▶ _EXERCISE OBJECTIVE_: Search the listing below for the string "screenshot" and show each line that contains it.

╭─ SUPPLIED INFORMATION

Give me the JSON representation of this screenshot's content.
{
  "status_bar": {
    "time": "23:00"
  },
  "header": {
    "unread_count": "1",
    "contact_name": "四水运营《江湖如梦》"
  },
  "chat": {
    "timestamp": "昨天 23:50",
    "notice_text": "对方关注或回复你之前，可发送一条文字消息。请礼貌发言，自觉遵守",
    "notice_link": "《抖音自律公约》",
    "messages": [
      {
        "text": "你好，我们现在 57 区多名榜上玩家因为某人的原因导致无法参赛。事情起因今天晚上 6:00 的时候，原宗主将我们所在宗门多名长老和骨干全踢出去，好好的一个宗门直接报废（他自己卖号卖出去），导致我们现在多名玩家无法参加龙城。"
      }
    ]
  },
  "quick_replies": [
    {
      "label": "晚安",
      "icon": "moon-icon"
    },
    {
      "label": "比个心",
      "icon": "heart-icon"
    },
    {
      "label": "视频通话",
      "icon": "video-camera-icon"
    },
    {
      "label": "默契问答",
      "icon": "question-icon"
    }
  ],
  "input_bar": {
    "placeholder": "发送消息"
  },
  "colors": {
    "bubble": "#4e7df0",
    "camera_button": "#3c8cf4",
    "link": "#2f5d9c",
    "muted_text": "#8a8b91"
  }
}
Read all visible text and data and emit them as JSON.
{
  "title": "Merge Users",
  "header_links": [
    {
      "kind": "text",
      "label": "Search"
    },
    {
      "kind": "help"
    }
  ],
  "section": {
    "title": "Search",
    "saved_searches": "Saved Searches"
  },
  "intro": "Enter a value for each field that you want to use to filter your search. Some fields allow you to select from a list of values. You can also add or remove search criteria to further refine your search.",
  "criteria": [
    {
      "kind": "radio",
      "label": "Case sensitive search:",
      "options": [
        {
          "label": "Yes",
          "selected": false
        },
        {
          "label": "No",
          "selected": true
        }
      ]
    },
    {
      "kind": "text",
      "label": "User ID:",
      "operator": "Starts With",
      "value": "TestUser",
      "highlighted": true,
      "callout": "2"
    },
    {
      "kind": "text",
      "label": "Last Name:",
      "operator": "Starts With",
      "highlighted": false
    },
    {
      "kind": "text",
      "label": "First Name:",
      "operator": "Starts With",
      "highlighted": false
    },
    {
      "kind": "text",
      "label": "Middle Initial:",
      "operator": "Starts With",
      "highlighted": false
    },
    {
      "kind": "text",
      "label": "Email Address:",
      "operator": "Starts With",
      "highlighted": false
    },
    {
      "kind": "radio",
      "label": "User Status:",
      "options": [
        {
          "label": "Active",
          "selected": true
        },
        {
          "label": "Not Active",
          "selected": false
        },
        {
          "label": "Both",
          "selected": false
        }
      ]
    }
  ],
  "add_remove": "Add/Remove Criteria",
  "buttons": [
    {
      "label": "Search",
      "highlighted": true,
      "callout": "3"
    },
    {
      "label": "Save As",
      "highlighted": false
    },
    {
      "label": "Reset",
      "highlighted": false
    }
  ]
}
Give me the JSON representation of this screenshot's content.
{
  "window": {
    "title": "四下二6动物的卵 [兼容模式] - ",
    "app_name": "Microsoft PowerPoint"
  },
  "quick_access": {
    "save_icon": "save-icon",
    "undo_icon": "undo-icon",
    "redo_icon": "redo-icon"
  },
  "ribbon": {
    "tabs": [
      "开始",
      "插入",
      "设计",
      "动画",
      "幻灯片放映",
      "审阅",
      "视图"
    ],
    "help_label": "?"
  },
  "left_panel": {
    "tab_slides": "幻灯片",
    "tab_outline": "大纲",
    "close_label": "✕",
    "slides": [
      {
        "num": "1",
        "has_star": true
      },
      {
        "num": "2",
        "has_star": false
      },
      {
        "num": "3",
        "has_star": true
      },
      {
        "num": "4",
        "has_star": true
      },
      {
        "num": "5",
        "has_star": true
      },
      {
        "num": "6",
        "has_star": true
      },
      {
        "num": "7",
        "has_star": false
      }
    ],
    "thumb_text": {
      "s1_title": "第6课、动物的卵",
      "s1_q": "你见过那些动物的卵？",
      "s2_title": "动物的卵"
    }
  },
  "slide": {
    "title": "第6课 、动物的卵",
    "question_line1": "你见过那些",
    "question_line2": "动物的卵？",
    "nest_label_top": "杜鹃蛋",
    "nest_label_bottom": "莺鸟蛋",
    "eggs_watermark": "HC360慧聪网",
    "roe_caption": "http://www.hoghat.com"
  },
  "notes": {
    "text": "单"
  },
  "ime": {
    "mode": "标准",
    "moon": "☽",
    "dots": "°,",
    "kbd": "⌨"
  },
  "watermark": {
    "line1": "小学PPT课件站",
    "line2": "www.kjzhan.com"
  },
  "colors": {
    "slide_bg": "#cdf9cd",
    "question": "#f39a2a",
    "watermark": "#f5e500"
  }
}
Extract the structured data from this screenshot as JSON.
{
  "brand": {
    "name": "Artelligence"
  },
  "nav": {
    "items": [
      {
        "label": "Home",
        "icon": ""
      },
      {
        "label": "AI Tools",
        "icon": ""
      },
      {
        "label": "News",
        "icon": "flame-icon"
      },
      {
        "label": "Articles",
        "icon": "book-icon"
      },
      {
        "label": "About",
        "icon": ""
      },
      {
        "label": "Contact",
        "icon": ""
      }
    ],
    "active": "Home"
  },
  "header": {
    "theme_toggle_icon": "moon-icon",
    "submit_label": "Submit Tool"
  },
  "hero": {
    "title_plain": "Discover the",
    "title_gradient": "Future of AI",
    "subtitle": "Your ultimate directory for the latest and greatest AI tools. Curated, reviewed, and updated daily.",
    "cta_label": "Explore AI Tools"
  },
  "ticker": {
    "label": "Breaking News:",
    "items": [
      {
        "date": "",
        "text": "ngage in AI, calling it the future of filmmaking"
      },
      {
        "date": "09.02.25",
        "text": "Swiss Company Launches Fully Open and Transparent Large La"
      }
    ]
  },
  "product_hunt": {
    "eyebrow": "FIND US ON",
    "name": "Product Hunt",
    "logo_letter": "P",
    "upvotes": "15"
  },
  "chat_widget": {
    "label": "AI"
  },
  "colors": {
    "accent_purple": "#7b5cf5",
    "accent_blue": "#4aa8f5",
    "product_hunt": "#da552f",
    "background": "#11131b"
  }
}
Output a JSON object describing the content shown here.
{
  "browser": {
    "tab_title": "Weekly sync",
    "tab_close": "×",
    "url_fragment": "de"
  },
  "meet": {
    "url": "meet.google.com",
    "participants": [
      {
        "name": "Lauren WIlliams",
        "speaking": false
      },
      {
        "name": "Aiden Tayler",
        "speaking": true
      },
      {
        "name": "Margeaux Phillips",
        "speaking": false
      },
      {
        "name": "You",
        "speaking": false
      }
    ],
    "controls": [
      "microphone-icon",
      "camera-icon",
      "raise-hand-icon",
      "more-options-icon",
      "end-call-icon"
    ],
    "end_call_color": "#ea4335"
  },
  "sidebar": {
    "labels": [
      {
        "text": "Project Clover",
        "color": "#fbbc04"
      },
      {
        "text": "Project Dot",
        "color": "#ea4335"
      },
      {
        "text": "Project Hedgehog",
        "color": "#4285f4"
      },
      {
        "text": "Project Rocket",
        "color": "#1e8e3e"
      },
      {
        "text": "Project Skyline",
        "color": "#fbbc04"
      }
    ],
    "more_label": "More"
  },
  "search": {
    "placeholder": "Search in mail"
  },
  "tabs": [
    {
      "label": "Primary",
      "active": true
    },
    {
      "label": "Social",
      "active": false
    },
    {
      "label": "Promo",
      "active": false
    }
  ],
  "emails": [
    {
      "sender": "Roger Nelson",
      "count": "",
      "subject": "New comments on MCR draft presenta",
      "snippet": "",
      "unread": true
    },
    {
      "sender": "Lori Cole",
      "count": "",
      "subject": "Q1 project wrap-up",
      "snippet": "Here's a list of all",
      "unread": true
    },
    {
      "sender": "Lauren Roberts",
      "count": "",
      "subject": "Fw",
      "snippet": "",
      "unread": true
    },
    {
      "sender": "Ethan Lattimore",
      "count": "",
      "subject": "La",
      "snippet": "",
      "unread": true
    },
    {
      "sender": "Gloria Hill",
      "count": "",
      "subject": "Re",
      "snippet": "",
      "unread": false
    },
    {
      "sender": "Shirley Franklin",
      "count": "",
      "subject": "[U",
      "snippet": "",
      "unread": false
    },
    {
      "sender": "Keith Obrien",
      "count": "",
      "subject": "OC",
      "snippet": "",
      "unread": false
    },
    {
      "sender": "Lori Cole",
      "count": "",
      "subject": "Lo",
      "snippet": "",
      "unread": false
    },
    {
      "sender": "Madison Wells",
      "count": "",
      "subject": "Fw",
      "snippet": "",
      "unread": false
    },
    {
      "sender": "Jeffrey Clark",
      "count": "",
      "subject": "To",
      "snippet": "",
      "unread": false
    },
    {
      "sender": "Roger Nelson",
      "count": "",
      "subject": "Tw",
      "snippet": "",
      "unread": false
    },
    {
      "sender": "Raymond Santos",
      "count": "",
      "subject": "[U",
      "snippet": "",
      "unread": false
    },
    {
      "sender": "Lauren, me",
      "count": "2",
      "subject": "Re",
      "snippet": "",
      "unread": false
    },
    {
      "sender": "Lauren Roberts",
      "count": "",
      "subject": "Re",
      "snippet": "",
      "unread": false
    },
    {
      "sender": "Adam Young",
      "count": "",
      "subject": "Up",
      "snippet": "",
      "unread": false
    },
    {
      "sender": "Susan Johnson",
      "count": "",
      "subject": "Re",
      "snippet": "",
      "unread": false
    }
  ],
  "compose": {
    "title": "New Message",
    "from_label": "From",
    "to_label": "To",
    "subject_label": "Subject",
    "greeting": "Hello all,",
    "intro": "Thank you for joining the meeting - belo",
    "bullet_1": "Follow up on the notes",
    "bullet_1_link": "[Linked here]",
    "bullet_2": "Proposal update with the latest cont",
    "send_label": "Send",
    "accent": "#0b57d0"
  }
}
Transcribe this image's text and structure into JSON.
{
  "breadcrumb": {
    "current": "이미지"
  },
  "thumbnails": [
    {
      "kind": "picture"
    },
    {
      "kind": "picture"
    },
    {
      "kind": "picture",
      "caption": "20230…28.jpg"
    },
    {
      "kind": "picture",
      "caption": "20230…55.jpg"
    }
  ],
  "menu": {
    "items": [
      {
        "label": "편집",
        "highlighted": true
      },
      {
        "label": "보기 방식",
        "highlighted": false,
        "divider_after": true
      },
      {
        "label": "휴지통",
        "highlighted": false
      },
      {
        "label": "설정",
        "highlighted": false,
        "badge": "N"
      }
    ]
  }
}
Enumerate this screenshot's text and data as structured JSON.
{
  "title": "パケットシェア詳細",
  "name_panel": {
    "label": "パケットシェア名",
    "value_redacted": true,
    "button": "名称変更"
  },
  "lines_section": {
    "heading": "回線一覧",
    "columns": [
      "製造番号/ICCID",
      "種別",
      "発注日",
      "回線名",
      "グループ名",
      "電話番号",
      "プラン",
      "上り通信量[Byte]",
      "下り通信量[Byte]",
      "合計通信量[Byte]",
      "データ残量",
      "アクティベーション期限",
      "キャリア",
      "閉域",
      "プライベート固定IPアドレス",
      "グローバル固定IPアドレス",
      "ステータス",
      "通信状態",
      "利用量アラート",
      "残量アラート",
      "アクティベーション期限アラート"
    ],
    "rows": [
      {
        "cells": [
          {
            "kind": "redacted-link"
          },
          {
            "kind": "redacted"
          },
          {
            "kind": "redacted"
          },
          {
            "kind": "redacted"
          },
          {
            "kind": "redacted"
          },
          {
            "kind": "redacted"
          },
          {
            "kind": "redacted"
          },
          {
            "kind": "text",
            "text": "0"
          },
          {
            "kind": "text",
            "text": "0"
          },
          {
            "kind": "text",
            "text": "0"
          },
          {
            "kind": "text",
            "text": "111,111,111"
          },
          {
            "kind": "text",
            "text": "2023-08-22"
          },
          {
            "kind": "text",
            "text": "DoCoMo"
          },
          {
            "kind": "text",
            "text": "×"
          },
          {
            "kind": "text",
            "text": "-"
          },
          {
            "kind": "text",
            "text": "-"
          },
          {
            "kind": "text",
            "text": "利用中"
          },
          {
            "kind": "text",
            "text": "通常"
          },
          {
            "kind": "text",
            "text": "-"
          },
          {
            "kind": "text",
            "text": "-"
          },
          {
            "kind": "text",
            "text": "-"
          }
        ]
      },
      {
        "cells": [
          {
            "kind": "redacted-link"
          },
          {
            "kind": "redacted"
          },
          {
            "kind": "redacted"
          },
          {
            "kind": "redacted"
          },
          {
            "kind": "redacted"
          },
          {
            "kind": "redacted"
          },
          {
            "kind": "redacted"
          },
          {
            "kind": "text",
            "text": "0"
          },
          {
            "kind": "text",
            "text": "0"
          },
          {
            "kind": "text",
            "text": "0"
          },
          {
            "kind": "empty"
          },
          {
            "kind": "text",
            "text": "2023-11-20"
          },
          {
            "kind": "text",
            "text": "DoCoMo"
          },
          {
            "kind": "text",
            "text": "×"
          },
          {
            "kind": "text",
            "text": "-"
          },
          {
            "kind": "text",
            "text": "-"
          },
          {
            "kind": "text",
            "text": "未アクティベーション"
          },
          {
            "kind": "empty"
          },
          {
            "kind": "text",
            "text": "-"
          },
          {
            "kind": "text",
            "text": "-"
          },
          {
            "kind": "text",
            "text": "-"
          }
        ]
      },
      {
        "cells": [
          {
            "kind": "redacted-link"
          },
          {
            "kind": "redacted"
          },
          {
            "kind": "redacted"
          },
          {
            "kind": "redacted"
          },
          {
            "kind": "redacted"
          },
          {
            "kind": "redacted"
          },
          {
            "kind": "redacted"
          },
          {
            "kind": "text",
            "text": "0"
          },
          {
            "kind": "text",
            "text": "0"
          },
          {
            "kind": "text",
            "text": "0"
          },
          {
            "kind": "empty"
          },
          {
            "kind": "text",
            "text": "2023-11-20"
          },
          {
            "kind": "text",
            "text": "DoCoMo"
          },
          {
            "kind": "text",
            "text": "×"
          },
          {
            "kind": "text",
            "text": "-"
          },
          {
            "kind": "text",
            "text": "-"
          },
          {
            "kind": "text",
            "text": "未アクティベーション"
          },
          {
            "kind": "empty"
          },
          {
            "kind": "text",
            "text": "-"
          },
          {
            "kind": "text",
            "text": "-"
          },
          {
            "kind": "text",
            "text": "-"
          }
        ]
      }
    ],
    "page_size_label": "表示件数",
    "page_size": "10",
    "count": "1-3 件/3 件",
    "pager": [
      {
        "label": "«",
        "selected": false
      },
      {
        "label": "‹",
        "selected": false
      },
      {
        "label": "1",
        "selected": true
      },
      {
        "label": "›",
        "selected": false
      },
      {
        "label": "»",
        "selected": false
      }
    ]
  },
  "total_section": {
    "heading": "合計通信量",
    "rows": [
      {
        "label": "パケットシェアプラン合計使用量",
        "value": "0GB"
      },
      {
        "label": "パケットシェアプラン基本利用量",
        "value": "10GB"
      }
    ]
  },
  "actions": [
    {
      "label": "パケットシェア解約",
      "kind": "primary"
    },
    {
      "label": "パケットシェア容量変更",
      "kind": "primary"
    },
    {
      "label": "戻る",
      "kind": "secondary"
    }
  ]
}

╰─

▶ _ANSWER FOR THIS EXERCISE_:
Give me the JSON representation of this screenshot's content.
Give me the JSON representation of this screenshot's content.
Extract the structured data from this screenshot as JSON.
Enumerate this screenshot's text and data as structured JSON.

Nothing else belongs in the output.